* Set problem
In the material below, identify each line bearing the word "Presidência". Reproduce those lines.

** Start Material for this exercise **

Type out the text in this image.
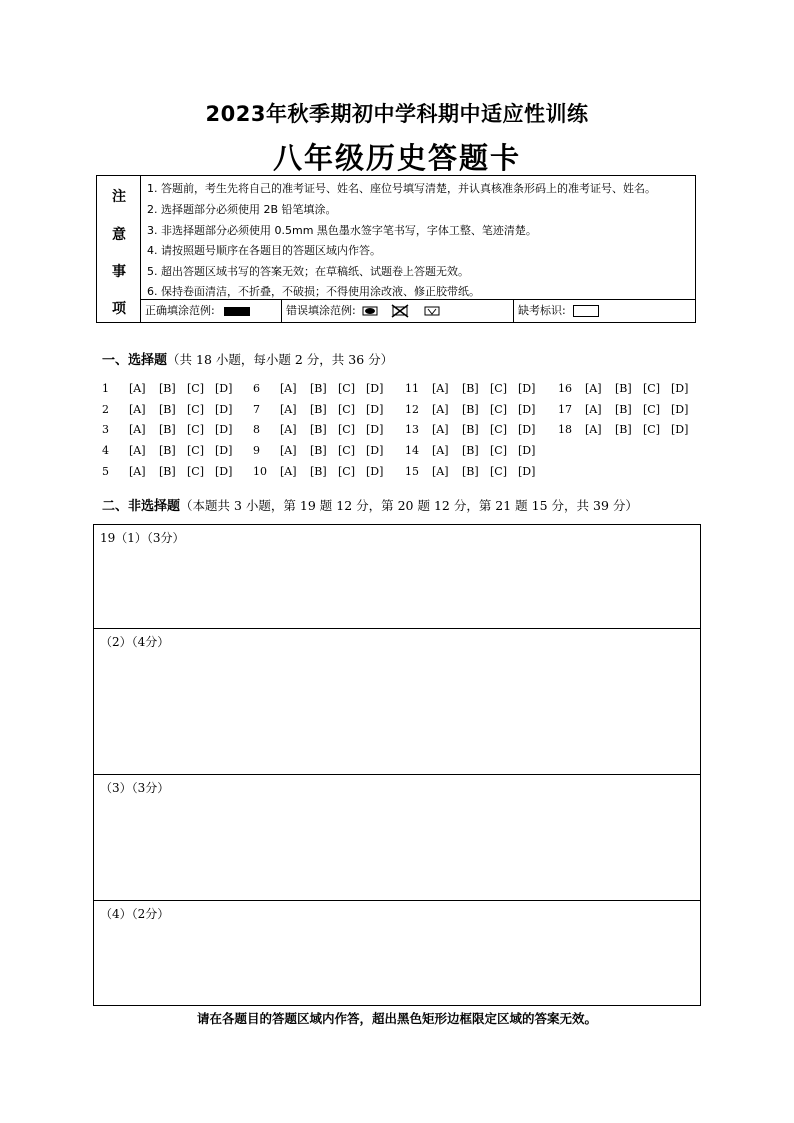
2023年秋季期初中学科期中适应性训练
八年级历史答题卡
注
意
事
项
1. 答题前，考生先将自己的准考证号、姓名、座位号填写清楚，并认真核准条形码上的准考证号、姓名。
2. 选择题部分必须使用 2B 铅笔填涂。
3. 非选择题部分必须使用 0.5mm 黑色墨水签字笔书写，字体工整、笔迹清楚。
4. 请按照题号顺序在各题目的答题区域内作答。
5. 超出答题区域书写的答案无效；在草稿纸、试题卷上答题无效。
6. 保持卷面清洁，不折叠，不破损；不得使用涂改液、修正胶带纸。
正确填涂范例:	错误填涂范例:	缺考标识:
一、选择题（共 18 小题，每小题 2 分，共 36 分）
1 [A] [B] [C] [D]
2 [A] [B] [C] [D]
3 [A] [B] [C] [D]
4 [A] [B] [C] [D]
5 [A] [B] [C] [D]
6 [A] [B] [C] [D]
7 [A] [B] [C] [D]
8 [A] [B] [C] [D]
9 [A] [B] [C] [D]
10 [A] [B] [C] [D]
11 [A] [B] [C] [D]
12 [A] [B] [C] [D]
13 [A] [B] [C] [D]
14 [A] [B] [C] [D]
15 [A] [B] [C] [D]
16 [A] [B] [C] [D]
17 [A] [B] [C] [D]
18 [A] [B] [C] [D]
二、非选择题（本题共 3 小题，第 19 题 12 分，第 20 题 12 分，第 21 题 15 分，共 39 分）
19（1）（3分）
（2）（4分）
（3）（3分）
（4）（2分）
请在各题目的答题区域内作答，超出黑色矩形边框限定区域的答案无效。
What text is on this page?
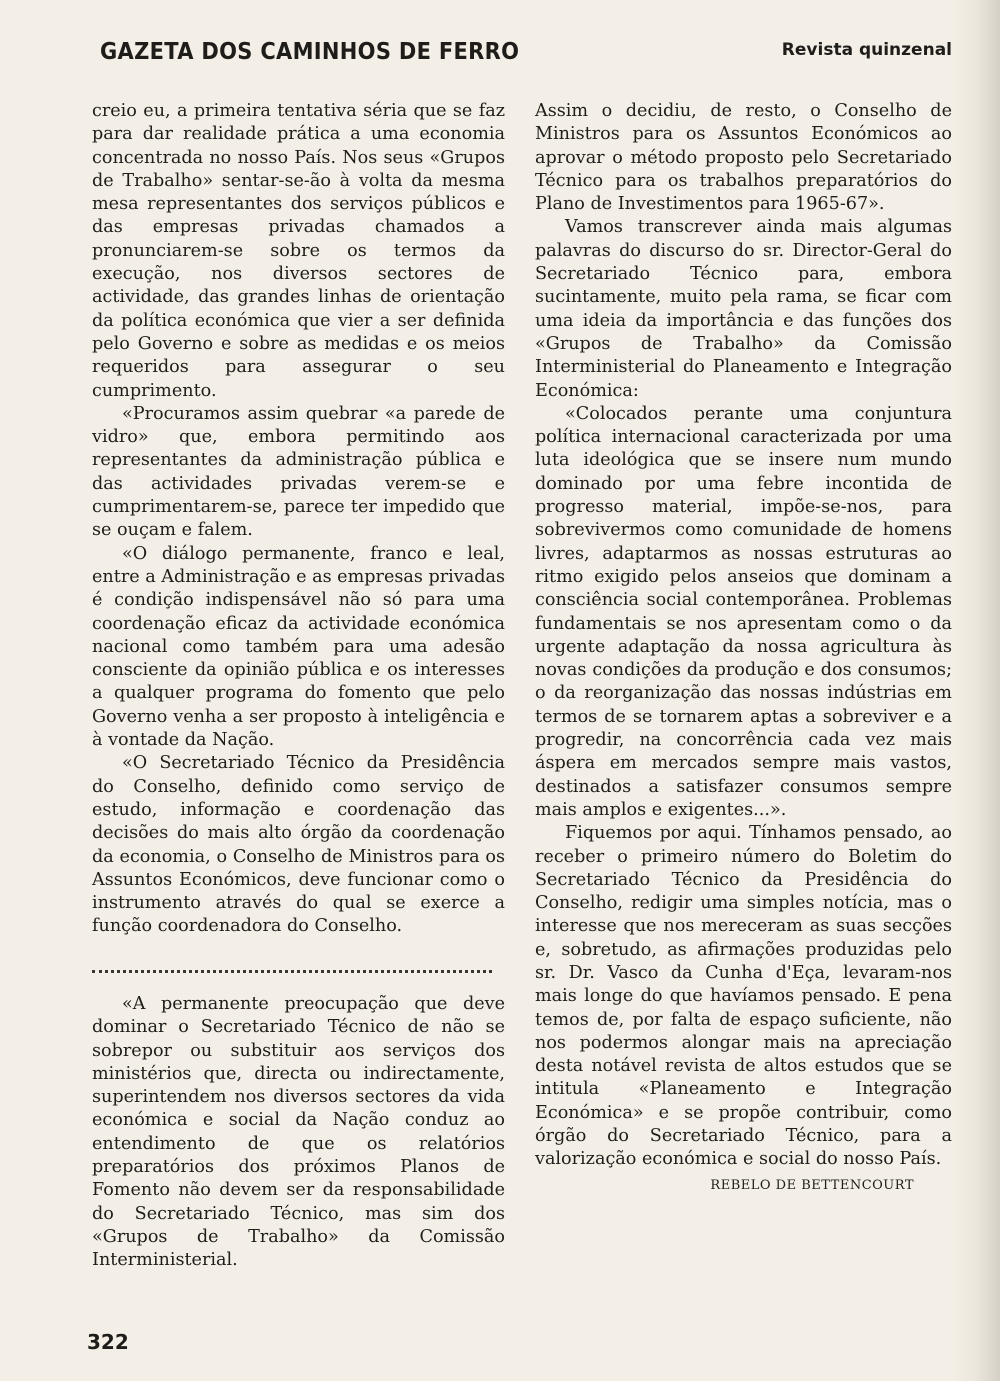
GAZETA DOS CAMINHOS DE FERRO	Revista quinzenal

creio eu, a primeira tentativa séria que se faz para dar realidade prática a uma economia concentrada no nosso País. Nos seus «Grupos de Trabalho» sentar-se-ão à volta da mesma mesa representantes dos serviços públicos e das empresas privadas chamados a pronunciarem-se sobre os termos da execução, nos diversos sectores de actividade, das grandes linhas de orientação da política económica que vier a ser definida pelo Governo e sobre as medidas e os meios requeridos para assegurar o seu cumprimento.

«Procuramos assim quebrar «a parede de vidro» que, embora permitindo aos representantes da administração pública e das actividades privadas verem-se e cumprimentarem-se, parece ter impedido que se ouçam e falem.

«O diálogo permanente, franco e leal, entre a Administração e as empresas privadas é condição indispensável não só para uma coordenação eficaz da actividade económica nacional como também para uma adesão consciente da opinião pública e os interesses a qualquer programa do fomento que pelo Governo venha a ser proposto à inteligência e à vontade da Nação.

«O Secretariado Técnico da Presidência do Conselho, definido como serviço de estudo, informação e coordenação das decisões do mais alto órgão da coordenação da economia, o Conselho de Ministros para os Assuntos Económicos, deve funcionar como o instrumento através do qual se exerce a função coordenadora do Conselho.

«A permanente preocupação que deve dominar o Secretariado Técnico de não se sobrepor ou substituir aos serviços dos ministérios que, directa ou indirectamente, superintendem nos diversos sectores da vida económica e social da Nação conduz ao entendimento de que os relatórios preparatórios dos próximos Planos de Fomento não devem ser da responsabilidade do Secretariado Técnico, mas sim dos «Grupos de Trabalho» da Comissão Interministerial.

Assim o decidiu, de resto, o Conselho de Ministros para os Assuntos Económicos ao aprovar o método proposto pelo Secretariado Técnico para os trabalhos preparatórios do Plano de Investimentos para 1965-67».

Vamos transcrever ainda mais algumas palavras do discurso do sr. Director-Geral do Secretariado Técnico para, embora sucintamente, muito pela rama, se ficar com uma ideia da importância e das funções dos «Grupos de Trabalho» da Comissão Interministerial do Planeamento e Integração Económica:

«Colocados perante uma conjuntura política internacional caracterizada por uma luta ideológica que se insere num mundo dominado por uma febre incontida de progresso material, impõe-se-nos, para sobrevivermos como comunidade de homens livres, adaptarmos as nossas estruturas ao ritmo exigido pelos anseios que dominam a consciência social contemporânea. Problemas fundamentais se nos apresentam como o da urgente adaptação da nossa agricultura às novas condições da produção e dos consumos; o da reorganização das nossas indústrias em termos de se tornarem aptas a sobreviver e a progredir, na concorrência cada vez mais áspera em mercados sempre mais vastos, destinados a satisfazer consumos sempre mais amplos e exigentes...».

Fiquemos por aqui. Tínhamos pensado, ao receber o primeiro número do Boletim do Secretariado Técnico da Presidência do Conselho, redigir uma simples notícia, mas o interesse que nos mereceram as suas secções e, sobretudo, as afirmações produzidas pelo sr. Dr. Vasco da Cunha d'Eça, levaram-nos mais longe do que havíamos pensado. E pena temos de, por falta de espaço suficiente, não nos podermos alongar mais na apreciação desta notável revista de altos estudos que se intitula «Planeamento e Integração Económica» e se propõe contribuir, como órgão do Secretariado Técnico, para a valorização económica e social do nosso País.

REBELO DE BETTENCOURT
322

** End Material for this exercise **
** Start Material for this exercise **

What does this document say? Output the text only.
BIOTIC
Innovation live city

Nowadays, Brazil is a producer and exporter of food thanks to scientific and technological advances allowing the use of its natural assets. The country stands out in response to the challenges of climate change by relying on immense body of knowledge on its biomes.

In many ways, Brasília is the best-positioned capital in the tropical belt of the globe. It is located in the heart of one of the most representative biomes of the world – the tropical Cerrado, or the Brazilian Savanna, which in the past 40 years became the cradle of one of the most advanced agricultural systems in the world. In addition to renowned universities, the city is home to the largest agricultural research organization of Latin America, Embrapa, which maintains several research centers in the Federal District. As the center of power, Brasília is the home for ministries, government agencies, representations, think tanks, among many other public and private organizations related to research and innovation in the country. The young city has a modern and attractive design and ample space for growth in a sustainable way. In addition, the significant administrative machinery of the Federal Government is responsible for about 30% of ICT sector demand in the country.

** End Material for this exercise **

* Task solution
«O Secretariado Técnico da Presidência do Conselho, definido como serviço de estudo, informação e coordenação das decisões do mais alto órgão da coordenação da economia, o Conselho de Ministros para os Assuntos Económicos, deve funcionar como o instrumento através do qual se exerce a função coordenadora do Conselho.
Fiquemos por aqui. Tínhamos pensado, ao receber o primeiro número do Boletim do Secretariado Técnico da Presidência do Conselho, redigir uma simples notícia, mas o interesse que nos mereceram as suas secções e, sobretudo, as afirmações produzidas pelo sr. Dr. Vasco da Cunha d'Eça, levaram-nos mais longe do que havíamos pensado. E pena temos de, por falta de espaço suficiente, não nos podermos alongar mais na apreciação desta notável revista de altos estudos que se intitula «Planeamento e Integração Económica» e se propõe contribuir, como órgão do Secretariado Técnico, para a valorização económica e social do nosso País.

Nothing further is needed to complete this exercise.